### Available records
★ ★ ★ ★
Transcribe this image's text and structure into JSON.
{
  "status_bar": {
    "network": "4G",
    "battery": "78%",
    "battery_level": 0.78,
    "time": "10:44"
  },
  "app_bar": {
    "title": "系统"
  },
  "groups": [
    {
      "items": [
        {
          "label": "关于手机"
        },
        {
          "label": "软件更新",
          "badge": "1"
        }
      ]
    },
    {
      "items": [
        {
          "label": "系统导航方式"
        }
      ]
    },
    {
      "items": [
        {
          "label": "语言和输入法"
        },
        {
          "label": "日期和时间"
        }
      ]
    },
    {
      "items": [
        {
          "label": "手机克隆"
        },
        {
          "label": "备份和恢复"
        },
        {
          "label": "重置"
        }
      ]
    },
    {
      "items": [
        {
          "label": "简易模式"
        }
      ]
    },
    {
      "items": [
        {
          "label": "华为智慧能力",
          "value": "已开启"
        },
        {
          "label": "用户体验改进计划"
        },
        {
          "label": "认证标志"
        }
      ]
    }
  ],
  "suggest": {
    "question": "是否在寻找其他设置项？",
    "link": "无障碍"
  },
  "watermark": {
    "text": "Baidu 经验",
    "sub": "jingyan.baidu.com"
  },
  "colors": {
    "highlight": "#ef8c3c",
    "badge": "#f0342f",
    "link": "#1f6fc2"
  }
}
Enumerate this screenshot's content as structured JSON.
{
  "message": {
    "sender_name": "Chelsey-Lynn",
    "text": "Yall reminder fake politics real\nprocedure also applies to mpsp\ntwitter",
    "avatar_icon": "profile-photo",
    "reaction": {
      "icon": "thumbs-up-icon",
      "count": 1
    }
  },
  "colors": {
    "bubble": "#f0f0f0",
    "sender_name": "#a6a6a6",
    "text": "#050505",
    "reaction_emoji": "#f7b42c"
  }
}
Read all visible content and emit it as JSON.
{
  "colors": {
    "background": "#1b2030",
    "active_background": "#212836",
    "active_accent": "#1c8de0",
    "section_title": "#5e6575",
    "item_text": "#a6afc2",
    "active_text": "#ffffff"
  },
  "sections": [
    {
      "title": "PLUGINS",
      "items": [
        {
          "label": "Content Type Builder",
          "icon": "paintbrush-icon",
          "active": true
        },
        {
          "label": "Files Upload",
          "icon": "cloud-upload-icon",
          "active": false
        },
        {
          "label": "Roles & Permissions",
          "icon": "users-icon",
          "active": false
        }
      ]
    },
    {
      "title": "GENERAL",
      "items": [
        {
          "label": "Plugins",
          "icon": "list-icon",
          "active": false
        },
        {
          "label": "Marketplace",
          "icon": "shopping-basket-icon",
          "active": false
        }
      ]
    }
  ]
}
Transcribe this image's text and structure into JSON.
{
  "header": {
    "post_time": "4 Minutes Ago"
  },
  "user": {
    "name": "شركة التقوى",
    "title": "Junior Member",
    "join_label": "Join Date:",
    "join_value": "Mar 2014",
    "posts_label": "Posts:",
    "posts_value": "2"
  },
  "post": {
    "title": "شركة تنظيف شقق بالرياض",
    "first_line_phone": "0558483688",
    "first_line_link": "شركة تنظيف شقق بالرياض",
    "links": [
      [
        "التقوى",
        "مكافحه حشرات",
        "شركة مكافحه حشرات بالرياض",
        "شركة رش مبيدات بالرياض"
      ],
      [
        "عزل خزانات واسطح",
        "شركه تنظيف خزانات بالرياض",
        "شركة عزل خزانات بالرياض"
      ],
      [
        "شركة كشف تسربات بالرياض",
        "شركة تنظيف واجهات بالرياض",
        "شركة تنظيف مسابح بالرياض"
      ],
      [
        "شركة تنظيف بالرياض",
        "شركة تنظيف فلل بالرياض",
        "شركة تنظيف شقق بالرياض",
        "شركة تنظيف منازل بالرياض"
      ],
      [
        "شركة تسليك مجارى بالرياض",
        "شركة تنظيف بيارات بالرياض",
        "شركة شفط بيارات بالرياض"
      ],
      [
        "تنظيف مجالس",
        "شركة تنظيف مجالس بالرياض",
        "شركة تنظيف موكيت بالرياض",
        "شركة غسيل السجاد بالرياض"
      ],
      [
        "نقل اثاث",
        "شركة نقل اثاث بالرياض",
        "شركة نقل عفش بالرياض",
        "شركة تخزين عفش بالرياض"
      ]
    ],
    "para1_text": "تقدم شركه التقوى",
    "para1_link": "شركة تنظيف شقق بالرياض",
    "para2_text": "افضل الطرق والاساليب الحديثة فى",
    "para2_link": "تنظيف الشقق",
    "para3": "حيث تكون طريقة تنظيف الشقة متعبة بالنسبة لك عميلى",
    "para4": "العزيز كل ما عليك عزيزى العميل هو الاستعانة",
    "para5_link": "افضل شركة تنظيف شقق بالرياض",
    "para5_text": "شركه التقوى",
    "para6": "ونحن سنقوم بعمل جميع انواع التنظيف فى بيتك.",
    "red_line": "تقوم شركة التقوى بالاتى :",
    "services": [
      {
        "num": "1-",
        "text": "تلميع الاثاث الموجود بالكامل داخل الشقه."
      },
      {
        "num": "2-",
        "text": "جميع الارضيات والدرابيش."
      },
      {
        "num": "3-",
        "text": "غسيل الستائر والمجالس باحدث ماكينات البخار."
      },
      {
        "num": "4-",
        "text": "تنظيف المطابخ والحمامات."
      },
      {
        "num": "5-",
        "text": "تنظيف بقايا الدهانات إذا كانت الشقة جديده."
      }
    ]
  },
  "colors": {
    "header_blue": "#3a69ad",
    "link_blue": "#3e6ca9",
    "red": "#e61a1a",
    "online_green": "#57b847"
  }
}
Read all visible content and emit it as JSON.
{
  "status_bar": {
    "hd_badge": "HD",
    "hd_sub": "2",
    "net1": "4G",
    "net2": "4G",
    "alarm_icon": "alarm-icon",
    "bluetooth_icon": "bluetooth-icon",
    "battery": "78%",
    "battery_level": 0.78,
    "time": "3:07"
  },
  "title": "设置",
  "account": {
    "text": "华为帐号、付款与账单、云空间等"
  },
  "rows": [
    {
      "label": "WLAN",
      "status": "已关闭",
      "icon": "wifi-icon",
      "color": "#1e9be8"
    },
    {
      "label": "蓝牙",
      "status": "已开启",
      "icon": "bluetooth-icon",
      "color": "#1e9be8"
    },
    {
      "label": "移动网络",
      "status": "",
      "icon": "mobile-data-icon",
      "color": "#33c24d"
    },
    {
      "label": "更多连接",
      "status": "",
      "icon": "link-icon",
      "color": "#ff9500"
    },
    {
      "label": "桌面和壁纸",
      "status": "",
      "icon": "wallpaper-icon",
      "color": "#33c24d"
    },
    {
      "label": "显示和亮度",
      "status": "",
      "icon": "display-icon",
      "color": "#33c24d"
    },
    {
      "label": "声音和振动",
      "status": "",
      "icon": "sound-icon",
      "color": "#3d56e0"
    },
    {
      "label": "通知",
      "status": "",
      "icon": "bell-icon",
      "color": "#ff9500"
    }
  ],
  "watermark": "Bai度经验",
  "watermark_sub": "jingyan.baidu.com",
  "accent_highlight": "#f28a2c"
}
★ ★ ★ ★
### Stated task
Transcribe the full listing above without leaving anything out.

### Solved problem
Transcribe this image's text and structure into JSON.
{
  "status_bar": {
    "network": "4G",
    "battery": "78%",
    "battery_level": 0.78,
    "time": "10:44"
  },
  "app_bar": {
    "title": "系统"
  },
  "groups": [
    {
      "items": [
        {
          "label": "关于手机"
        },
        {
          "label": "软件更新",
          "badge": "1"
        }
      ]
    },
    {
      "items": [
        {
          "label": "系统导航方式"
        }
      ]
    },
    {
      "items": [
        {
          "label": "语言和输入法"
        },
        {
          "label": "日期和时间"
        }
      ]
    },
    {
      "items": [
        {
          "label": "手机克隆"
        },
        {
          "label": "备份和恢复"
        },
        {
          "label": "重置"
        }
      ]
    },
    {
      "items": [
        {
          "label": "简易模式"
        }
      ]
    },
    {
      "items": [
        {
          "label": "华为智慧能力",
          "value": "已开启"
        },
        {
          "label": "用户体验改进计划"
        },
        {
          "label": "认证标志"
        }
      ]
    }
  ],
  "suggest": {
    "question": "是否在寻找其他设置项？",
    "link": "无障碍"
  },
  "watermark": {
    "text": "Baidu 经验",
    "sub": "jingyan.baidu.com"
  },
  "colors": {
    "highlight": "#ef8c3c",
    "badge": "#f0342f",
    "link": "#1f6fc2"
  }
}
Enumerate this screenshot's content as structured JSON.
{
  "message": {
    "sender_name": "Chelsey-Lynn",
    "text": "Yall reminder fake politics real\nprocedure also applies to mpsp\ntwitter",
    "avatar_icon": "profile-photo",
    "reaction": {
      "icon": "thumbs-up-icon",
      "count": 1
    }
  },
  "colors": {
    "bubble": "#f0f0f0",
    "sender_name": "#a6a6a6",
    "text": "#050505",
    "reaction_emoji": "#f7b42c"
  }
}
Read all visible content and emit it as JSON.
{
  "colors": {
    "background": "#1b2030",
    "active_background": "#212836",
    "active_accent": "#1c8de0",
    "section_title": "#5e6575",
    "item_text": "#a6afc2",
    "active_text": "#ffffff"
  },
  "sections": [
    {
      "title": "PLUGINS",
      "items": [
        {
          "label": "Content Type Builder",
          "icon": "paintbrush-icon",
          "active": true
        },
        {
          "label": "Files Upload",
          "icon": "cloud-upload-icon",
          "active": false
        },
        {
          "label": "Roles & Permissions",
          "icon": "users-icon",
          "active": false
        }
      ]
    },
    {
      "title": "GENERAL",
      "items": [
        {
          "label": "Plugins",
          "icon": "list-icon",
          "active": false
        },
        {
          "label": "Marketplace",
          "icon": "shopping-basket-icon",
          "active": false
        }
      ]
    }
  ]
}
Transcribe this image's text and structure into JSON.
{
  "header": {
    "post_time": "4 Minutes Ago"
  },
  "user": {
    "name": "شركة التقوى",
    "title": "Junior Member",
    "join_label": "Join Date:",
    "join_value": "Mar 2014",
    "posts_label": "Posts:",
    "posts_value": "2"
  },
  "post": {
    "title": "شركة تنظيف شقق بالرياض",
    "first_line_phone": "0558483688",
    "first_line_link": "شركة تنظيف شقق بالرياض",
    "links": [
      [
        "التقوى",
        "مكافحه حشرات",
        "شركة مكافحه حشرات بالرياض",
        "شركة رش مبيدات بالرياض"
      ],
      [
        "عزل خزانات واسطح",
        "شركه تنظيف خزانات بالرياض",
        "شركة عزل خزانات بالرياض"
      ],
      [
        "شركة كشف تسربات بالرياض",
        "شركة تنظيف واجهات بالرياض",
        "شركة تنظيف مسابح بالرياض"
      ],
      [
        "شركة تنظيف بالرياض",
        "شركة تنظيف فلل بالرياض",
        "شركة تنظيف شقق بالرياض",
        "شركة تنظيف منازل بالرياض"
      ],
      [
        "شركة تسليك مجارى بالرياض",
        "شركة تنظيف بيارات بالرياض",
        "شركة شفط بيارات بالرياض"
      ],
      [
        "تنظيف مجالس",
        "شركة تنظيف مجالس بالرياض",
        "شركة تنظيف موكيت بالرياض",
        "شركة غسيل السجاد بالرياض"
      ],
      [
        "نقل اثاث",
        "شركة نقل اثاث بالرياض",
        "شركة نقل عفش بالرياض",
        "شركة تخزين عفش بالرياض"
      ]
    ],
    "para1_text": "تقدم شركه التقوى",
    "para1_link": "شركة تنظيف شقق بالرياض",
    "para2_text": "افضل الطرق والاساليب الحديثة فى",
    "para2_link": "تنظيف الشقق",
    "para3": "حيث تكون طريقة تنظيف الشقة متعبة بالنسبة لك عميلى",
    "para4": "العزيز كل ما عليك عزيزى العميل هو الاستعانة",
    "para5_link": "افضل شركة تنظيف شقق بالرياض",
    "para5_text": "شركه التقوى",
    "para6": "ونحن سنقوم بعمل جميع انواع التنظيف فى بيتك.",
    "red_line": "تقوم شركة التقوى بالاتى :",
    "services": [
      {
        "num": "1-",
        "text": "تلميع الاثاث الموجود بالكامل داخل الشقه."
      },
      {
        "num": "2-",
        "text": "جميع الارضيات والدرابيش."
      },
      {
        "num": "3-",
        "text": "غسيل الستائر والمجالس باحدث ماكينات البخار."
      },
      {
        "num": "4-",
        "text": "تنظيف المطابخ والحمامات."
      },
      {
        "num": "5-",
        "text": "تنظيف بقايا الدهانات إذا كانت الشقة جديده."
      }
    ]
  },
  "colors": {
    "header_blue": "#3a69ad",
    "link_blue": "#3e6ca9",
    "red": "#e61a1a",
    "online_green": "#57b847"
  }
}
Read all visible content and emit it as JSON.
{
  "status_bar": {
    "hd_badge": "HD",
    "hd_sub": "2",
    "net1": "4G",
    "net2": "4G",
    "alarm_icon": "alarm-icon",
    "bluetooth_icon": "bluetooth-icon",
    "battery": "78%",
    "battery_level": 0.78,
    "time": "3:07"
  },
  "title": "设置",
  "account": {
    "text": "华为帐号、付款与账单、云空间等"
  },
  "rows": [
    {
      "label": "WLAN",
      "status": "已关闭",
      "icon": "wifi-icon",
      "color": "#1e9be8"
    },
    {
      "label": "蓝牙",
      "status": "已开启",
      "icon": "bluetooth-icon",
      "color": "#1e9be8"
    },
    {
      "label": "移动网络",
      "status": "",
      "icon": "mobile-data-icon",
      "color": "#33c24d"
    },
    {
      "label": "更多连接",
      "status": "",
      "icon": "link-icon",
      "color": "#ff9500"
    },
    {
      "label": "桌面和壁纸",
      "status": "",
      "icon": "wallpaper-icon",
      "color": "#33c24d"
    },
    {
      "label": "显示和亮度",
      "status": "",
      "icon": "display-icon",
      "color": "#33c24d"
    },
    {
      "label": "声音和振动",
      "status": "",
      "icon": "sound-icon",
      "color": "#3d56e0"
    },
    {
      "label": "通知",
      "status": "",
      "icon": "bell-icon",
      "color": "#ff9500"
    }
  ],
  "watermark": "Bai度经验",
  "watermark_sub": "jingyan.baidu.com",
  "accent_highlight": "#f28a2c"
}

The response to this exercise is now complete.